WHAT THE TASK ASKS:
Reproduce the records verbatim, starting at their first line and ending at the line that contains "Circle shape bbox=[687, 353, 695, 361]", with both of those lines included.

TASK MATERIAL:

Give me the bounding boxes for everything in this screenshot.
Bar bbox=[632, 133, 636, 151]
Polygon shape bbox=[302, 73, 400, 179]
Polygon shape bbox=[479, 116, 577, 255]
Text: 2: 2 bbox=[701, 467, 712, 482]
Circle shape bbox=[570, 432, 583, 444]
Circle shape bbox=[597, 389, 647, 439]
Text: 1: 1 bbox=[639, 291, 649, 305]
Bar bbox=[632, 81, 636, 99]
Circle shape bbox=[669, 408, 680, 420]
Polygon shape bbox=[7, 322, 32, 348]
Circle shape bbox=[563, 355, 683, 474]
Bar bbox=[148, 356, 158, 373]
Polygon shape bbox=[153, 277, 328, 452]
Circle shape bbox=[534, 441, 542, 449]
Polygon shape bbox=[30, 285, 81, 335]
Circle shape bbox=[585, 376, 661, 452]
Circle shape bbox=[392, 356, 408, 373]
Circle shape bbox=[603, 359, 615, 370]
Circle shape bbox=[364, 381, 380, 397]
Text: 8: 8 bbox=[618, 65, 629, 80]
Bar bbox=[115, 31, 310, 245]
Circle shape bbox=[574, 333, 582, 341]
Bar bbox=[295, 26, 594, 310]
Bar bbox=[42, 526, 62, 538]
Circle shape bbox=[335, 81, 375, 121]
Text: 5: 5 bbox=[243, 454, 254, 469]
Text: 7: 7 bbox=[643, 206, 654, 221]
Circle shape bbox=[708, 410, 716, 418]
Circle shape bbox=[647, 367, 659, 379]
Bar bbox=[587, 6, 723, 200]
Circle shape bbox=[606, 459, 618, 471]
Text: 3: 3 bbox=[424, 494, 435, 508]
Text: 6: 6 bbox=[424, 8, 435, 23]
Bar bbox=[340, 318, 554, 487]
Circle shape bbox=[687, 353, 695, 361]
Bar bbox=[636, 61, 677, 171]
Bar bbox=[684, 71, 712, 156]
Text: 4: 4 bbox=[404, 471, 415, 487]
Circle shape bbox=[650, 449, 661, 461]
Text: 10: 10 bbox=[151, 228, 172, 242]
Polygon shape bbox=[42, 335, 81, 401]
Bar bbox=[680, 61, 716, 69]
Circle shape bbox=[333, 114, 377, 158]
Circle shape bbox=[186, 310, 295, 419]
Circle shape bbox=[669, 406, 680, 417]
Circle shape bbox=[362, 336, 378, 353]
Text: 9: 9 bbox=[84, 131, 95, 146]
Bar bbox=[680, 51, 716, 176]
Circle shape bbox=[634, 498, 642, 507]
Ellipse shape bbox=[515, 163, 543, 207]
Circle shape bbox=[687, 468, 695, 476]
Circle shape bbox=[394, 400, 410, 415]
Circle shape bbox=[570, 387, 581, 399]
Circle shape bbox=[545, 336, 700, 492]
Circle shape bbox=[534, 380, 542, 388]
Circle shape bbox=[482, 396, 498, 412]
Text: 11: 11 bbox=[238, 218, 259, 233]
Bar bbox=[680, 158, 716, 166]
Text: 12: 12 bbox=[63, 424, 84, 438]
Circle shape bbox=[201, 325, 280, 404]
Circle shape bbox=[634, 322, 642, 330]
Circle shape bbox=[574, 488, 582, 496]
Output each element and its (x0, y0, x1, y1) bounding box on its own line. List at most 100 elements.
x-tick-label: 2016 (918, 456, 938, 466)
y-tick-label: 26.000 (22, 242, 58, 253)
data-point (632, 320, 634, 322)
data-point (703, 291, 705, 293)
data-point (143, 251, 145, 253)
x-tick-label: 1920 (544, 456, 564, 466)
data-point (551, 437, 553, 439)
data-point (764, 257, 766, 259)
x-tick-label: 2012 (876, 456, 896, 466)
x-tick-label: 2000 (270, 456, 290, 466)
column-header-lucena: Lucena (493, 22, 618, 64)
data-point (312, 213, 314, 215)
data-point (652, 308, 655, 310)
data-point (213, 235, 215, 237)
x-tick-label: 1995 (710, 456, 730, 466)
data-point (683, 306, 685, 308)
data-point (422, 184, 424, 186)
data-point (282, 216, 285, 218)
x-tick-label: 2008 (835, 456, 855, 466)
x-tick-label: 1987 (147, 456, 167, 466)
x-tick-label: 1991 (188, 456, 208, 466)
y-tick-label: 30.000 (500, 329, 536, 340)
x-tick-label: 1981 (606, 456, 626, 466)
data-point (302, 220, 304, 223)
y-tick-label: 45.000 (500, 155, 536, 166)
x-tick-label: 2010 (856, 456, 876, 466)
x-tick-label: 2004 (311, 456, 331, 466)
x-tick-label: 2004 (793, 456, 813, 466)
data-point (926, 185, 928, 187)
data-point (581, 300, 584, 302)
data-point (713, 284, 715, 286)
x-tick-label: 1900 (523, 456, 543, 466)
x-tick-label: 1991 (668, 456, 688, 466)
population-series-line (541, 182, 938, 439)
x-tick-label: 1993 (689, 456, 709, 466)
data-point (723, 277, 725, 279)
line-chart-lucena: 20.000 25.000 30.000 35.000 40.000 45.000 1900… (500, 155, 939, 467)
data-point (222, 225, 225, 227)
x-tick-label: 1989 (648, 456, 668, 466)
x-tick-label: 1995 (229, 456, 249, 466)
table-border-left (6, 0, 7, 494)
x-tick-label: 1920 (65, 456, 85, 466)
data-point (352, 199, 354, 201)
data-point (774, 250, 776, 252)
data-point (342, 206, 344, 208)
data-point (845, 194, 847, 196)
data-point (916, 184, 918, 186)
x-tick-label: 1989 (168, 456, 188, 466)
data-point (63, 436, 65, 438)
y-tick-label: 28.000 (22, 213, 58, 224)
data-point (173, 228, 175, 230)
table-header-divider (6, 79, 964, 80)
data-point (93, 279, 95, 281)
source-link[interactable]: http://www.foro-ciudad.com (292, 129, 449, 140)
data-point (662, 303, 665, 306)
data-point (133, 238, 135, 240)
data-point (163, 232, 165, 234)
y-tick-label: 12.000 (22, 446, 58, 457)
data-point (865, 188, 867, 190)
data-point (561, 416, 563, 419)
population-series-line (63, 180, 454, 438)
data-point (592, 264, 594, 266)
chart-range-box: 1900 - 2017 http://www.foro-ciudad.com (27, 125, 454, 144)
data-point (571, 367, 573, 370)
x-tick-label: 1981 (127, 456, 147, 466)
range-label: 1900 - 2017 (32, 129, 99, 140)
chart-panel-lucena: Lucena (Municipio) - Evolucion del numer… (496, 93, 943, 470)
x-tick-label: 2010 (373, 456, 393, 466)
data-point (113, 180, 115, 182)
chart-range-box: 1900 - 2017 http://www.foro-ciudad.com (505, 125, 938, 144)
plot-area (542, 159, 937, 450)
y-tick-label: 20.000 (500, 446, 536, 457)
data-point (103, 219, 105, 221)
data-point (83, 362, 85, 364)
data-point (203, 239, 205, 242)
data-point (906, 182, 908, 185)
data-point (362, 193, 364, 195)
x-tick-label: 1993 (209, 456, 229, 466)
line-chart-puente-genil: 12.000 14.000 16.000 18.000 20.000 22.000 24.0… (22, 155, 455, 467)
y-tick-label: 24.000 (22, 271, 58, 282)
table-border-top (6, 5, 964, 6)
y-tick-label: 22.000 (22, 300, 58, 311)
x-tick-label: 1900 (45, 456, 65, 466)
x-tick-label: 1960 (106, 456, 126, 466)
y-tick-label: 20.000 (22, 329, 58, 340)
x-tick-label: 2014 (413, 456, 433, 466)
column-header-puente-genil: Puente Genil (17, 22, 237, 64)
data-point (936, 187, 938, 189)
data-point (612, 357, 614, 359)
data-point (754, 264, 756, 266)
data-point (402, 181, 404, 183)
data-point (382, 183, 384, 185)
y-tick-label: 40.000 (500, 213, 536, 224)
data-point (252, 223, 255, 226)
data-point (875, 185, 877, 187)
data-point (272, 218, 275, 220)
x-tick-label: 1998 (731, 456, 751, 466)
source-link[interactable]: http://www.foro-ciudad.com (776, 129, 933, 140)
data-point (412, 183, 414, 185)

CORRECT ANSWER:
Give me the bounding boxes for everything in this screenshot.
Bar bbox=[632, 133, 636, 151]
Polygon shape bbox=[302, 73, 400, 179]
Polygon shape bbox=[479, 116, 577, 255]
Text: 2: 2 bbox=[701, 467, 712, 482]
Circle shape bbox=[570, 432, 583, 444]
Circle shape bbox=[597, 389, 647, 439]
Text: 1: 1 bbox=[639, 291, 649, 305]
Bar bbox=[632, 81, 636, 99]
Circle shape bbox=[669, 408, 680, 420]
Polygon shape bbox=[7, 322, 32, 348]
Circle shape bbox=[563, 355, 683, 474]
Bar bbox=[148, 356, 158, 373]
Polygon shape bbox=[153, 277, 328, 452]
Circle shape bbox=[534, 441, 542, 449]
Polygon shape bbox=[30, 285, 81, 335]
Circle shape bbox=[585, 376, 661, 452]
Circle shape bbox=[392, 356, 408, 373]
Circle shape bbox=[603, 359, 615, 370]
Circle shape bbox=[364, 381, 380, 397]
Text: 8: 8 bbox=[618, 65, 629, 80]
Bar bbox=[115, 31, 310, 245]
Circle shape bbox=[574, 333, 582, 341]
Bar bbox=[295, 26, 594, 310]
Bar bbox=[42, 526, 62, 538]
Circle shape bbox=[335, 81, 375, 121]
Text: 5: 5 bbox=[243, 454, 254, 469]
Text: 7: 7 bbox=[643, 206, 654, 221]
Circle shape bbox=[708, 410, 716, 418]
Circle shape bbox=[647, 367, 659, 379]
Bar bbox=[587, 6, 723, 200]
Circle shape bbox=[606, 459, 618, 471]
Text: 3: 3 bbox=[424, 494, 435, 508]
Text: 6: 6 bbox=[424, 8, 435, 23]
Bar bbox=[340, 318, 554, 487]
Circle shape bbox=[687, 353, 695, 361]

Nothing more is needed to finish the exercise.